Dataset records:
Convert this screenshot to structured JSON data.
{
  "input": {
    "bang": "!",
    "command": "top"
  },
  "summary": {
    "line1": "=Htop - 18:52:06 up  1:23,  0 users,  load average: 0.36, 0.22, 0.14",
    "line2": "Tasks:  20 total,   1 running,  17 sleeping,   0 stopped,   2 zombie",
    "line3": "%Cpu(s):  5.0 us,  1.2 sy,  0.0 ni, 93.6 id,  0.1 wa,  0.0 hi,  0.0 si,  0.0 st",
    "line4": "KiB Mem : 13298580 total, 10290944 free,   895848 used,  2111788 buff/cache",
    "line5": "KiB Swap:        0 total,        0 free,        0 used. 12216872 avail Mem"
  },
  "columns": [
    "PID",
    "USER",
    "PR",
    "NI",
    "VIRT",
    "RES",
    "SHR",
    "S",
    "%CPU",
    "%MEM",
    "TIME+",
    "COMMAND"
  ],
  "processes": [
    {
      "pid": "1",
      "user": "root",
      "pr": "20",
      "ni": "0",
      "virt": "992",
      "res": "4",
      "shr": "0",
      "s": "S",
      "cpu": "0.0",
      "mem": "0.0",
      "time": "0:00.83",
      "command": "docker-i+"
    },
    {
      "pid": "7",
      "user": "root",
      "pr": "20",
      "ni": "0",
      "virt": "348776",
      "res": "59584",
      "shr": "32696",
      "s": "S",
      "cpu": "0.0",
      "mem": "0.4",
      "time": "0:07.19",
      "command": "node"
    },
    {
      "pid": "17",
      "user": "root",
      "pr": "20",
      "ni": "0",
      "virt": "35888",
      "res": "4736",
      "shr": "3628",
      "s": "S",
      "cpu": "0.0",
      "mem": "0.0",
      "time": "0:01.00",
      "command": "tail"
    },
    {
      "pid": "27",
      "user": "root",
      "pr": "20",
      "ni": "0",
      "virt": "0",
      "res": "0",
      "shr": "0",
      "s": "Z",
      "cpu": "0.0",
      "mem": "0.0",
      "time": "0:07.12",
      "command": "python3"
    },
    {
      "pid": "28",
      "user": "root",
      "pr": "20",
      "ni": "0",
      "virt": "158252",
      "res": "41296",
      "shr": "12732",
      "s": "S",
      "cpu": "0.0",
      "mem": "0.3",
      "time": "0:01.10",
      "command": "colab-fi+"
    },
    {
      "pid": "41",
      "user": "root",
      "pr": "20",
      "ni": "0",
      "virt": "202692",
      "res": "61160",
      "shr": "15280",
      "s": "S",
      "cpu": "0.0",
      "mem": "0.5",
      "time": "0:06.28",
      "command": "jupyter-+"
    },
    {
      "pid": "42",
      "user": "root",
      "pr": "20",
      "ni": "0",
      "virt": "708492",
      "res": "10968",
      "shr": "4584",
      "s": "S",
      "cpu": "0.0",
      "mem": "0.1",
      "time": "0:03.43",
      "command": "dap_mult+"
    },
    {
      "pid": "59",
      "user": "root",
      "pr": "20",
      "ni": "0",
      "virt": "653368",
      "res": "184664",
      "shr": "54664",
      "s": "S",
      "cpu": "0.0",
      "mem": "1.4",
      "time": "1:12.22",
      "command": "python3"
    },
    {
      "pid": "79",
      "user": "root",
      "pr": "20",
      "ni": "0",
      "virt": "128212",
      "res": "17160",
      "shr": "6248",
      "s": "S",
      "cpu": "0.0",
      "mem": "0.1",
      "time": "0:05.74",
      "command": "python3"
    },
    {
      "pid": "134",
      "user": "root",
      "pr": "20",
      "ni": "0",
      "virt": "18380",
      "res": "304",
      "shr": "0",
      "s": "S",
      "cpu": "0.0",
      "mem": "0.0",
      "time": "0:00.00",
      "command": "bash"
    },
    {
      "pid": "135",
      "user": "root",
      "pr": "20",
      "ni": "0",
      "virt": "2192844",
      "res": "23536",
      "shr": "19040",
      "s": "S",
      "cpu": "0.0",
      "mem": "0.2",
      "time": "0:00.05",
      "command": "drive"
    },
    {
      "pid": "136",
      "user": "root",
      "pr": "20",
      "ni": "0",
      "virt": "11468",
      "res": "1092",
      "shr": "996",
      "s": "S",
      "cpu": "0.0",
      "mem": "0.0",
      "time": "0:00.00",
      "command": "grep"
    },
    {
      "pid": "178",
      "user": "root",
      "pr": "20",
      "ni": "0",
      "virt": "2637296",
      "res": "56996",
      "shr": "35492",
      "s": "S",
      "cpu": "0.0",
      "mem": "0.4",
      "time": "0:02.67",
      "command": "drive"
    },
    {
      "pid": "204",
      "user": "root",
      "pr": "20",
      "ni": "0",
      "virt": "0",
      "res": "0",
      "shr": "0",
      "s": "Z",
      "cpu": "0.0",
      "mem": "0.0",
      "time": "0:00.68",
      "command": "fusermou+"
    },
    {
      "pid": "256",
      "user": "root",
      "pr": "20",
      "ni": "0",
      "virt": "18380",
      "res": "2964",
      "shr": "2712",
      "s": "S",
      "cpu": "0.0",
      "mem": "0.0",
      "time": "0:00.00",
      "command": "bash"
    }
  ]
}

- _Aim_
From the data above, extract every line in its exact form.

- _Task result_
Convert this screenshot to structured JSON data.
{
  "input": {
    "bang": "!",
    "command": "top"
  },
  "summary": {
    "line1": "=Htop - 18:52:06 up  1:23,  0 users,  load average: 0.36, 0.22, 0.14",
    "line2": "Tasks:  20 total,   1 running,  17 sleeping,   0 stopped,   2 zombie",
    "line3": "%Cpu(s):  5.0 us,  1.2 sy,  0.0 ni, 93.6 id,  0.1 wa,  0.0 hi,  0.0 si,  0.0 st",
    "line4": "KiB Mem : 13298580 total, 10290944 free,   895848 used,  2111788 buff/cache",
    "line5": "KiB Swap:        0 total,        0 free,        0 used. 12216872 avail Mem"
  },
  "columns": [
    "PID",
    "USER",
    "PR",
    "NI",
    "VIRT",
    "RES",
    "SHR",
    "S",
    "%CPU",
    "%MEM",
    "TIME+",
    "COMMAND"
  ],
  "processes": [
    {
      "pid": "1",
      "user": "root",
      "pr": "20",
      "ni": "0",
      "virt": "992",
      "res": "4",
      "shr": "0",
      "s": "S",
      "cpu": "0.0",
      "mem": "0.0",
      "time": "0:00.83",
      "command": "docker-i+"
    },
    {
      "pid": "7",
      "user": "root",
      "pr": "20",
      "ni": "0",
      "virt": "348776",
      "res": "59584",
      "shr": "32696",
      "s": "S",
      "cpu": "0.0",
      "mem": "0.4",
      "time": "0:07.19",
      "command": "node"
    },
    {
      "pid": "17",
      "user": "root",
      "pr": "20",
      "ni": "0",
      "virt": "35888",
      "res": "4736",
      "shr": "3628",
      "s": "S",
      "cpu": "0.0",
      "mem": "0.0",
      "time": "0:01.00",
      "command": "tail"
    },
    {
      "pid": "27",
      "user": "root",
      "pr": "20",
      "ni": "0",
      "virt": "0",
      "res": "0",
      "shr": "0",
      "s": "Z",
      "cpu": "0.0",
      "mem": "0.0",
      "time": "0:07.12",
      "command": "python3"
    },
    {
      "pid": "28",
      "user": "root",
      "pr": "20",
      "ni": "0",
      "virt": "158252",
      "res": "41296",
      "shr": "12732",
      "s": "S",
      "cpu": "0.0",
      "mem": "0.3",
      "time": "0:01.10",
      "command": "colab-fi+"
    },
    {
      "pid": "41",
      "user": "root",
      "pr": "20",
      "ni": "0",
      "virt": "202692",
      "res": "61160",
      "shr": "15280",
      "s": "S",
      "cpu": "0.0",
      "mem": "0.5",
      "time": "0:06.28",
      "command": "jupyter-+"
    },
    {
      "pid": "42",
      "user": "root",
      "pr": "20",
      "ni": "0",
      "virt": "708492",
      "res": "10968",
      "shr": "4584",
      "s": "S",
      "cpu": "0.0",
      "mem": "0.1",
      "time": "0:03.43",
      "command": "dap_mult+"
    },
    {
      "pid": "59",
      "user": "root",
      "pr": "20",
      "ni": "0",
      "virt": "653368",
      "res": "184664",
      "shr": "54664",
      "s": "S",
      "cpu": "0.0",
      "mem": "1.4",
      "time": "1:12.22",
      "command": "python3"
    },
    {
      "pid": "79",
      "user": "root",
      "pr": "20",
      "ni": "0",
      "virt": "128212",
      "res": "17160",
      "shr": "6248",
      "s": "S",
      "cpu": "0.0",
      "mem": "0.1",
      "time": "0:05.74",
      "command": "python3"
    },
    {
      "pid": "134",
      "user": "root",
      "pr": "20",
      "ni": "0",
      "virt": "18380",
      "res": "304",
      "shr": "0",
      "s": "S",
      "cpu": "0.0",
      "mem": "0.0",
      "time": "0:00.00",
      "command": "bash"
    },
    {
      "pid": "135",
      "user": "root",
      "pr": "20",
      "ni": "0",
      "virt": "2192844",
      "res": "23536",
      "shr": "19040",
      "s": "S",
      "cpu": "0.0",
      "mem": "0.2",
      "time": "0:00.05",
      "command": "drive"
    },
    {
      "pid": "136",
      "user": "root",
      "pr": "20",
      "ni": "0",
      "virt": "11468",
      "res": "1092",
      "shr": "996",
      "s": "S",
      "cpu": "0.0",
      "mem": "0.0",
      "time": "0:00.00",
      "command": "grep"
    },
    {
      "pid": "178",
      "user": "root",
      "pr": "20",
      "ni": "0",
      "virt": "2637296",
      "res": "56996",
      "shr": "35492",
      "s": "S",
      "cpu": "0.0",
      "mem": "0.4",
      "time": "0:02.67",
      "command": "drive"
    },
    {
      "pid": "204",
      "user": "root",
      "pr": "20",
      "ni": "0",
      "virt": "0",
      "res": "0",
      "shr": "0",
      "s": "Z",
      "cpu": "0.0",
      "mem": "0.0",
      "time": "0:00.68",
      "command": "fusermou+"
    },
    {
      "pid": "256",
      "user": "root",
      "pr": "20",
      "ni": "0",
      "virt": "18380",
      "res": "2964",
      "shr": "2712",
      "s": "S",
      "cpu": "0.0",
      "mem": "0.0",
      "time": "0:00.00",
      "command": "bash"
    }
  ]
}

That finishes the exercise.